[Figure data in JSON]
====
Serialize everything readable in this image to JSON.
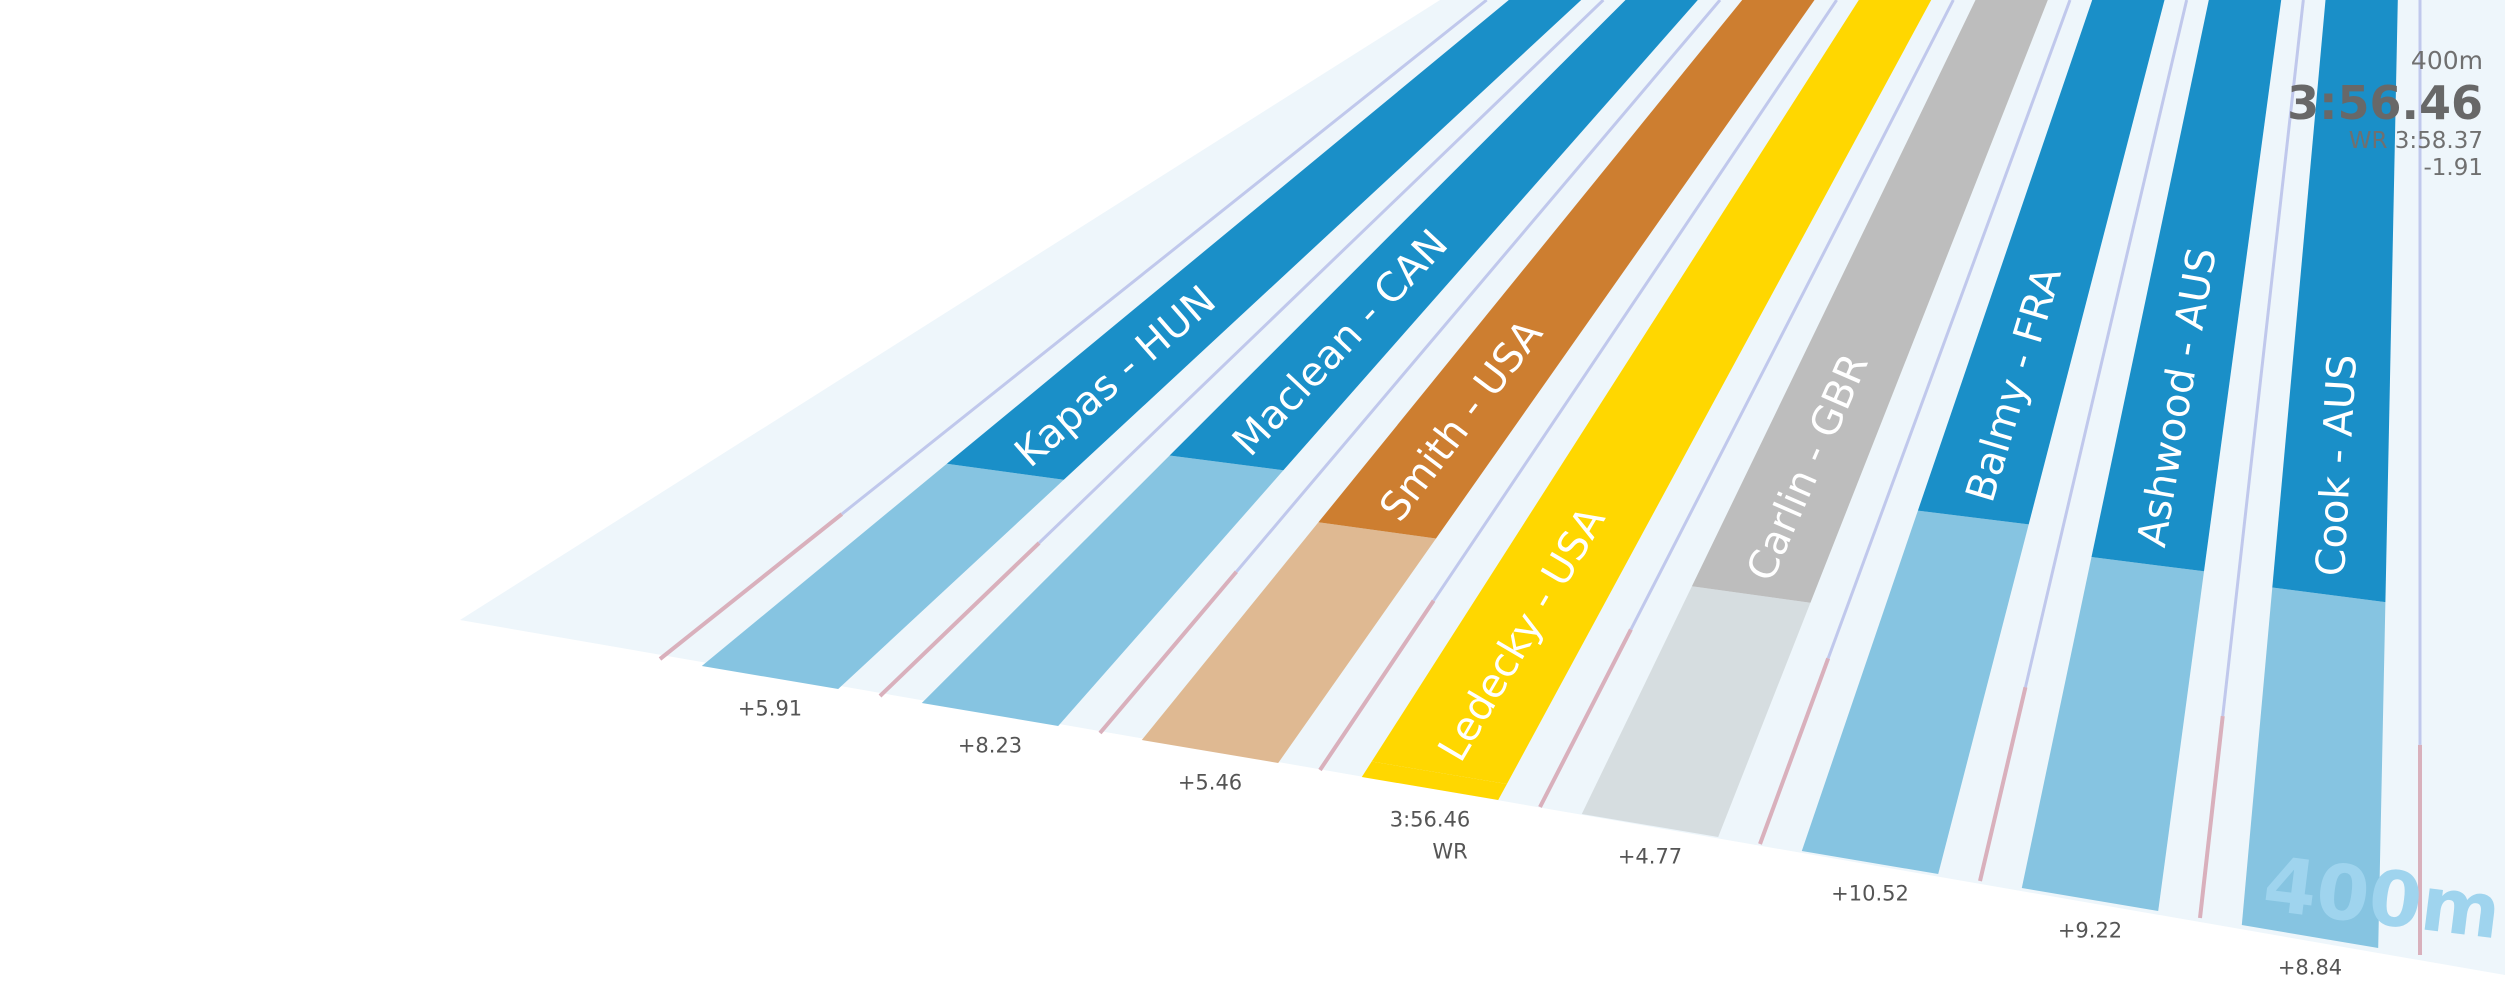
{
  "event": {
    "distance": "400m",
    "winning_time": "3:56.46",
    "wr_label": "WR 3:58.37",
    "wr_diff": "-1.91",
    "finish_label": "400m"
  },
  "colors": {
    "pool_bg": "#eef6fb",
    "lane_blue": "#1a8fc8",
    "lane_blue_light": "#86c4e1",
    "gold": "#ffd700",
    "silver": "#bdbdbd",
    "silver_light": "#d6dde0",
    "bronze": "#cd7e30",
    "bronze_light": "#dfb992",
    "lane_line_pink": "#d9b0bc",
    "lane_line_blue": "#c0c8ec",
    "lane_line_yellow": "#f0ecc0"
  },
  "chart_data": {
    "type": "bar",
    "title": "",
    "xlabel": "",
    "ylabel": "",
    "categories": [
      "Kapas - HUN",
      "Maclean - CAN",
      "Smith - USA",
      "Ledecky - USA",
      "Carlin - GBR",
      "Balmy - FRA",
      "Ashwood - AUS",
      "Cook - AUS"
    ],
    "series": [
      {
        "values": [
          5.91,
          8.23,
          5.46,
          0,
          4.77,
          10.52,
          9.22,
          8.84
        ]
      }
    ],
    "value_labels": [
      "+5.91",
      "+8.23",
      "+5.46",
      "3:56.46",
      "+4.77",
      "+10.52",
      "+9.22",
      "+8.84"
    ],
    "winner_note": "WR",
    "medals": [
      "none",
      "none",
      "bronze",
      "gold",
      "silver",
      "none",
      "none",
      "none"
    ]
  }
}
====
§ **Short exercise**: Exclude the images, then output the data above word for word.

§ **Exercise result**:
Serialize everything readable in this image to JSON.
{
  "event": {
    "distance": "400m",
    "winning_time": "3:56.46",
    "wr_label": "WR 3:58.37",
    "wr_diff": "-1.91",
    "finish_label": "400m"
  },
  "colors": {
    "pool_bg": "#eef6fb",
    "lane_blue": "#1a8fc8",
    "lane_blue_light": "#86c4e1",
    "gold": "#ffd700",
    "silver": "#bdbdbd",
    "silver_light": "#d6dde0",
    "bronze": "#cd7e30",
    "bronze_light": "#dfb992",
    "lane_line_pink": "#d9b0bc",
    "lane_line_blue": "#c0c8ec",
    "lane_line_yellow": "#f0ecc0"
  },
  "chart_data": {
    "type": "bar",
    "title": "",
    "xlabel": "",
    "ylabel": "",
    "categories": [
      "Kapas - HUN",
      "Maclean - CAN",
      "Smith - USA",
      "Ledecky - USA",
      "Carlin - GBR",
      "Balmy - FRA",
      "Ashwood - AUS",
      "Cook - AUS"
    ],
    "series": [
      {
        "values": [
          5.91,
          8.23,
          5.46,
          0,
          4.77,
          10.52,
          9.22,
          8.84
        ]
      }
    ],
    "value_labels": [
      "+5.91",
      "+8.23",
      "+5.46",
      "3:56.46",
      "+4.77",
      "+10.52",
      "+9.22",
      "+8.84"
    ],
    "winner_note": "WR",
    "medals": [
      "none",
      "none",
      "bronze",
      "gold",
      "silver",
      "none",
      "none",
      "none"
    ]
  }
}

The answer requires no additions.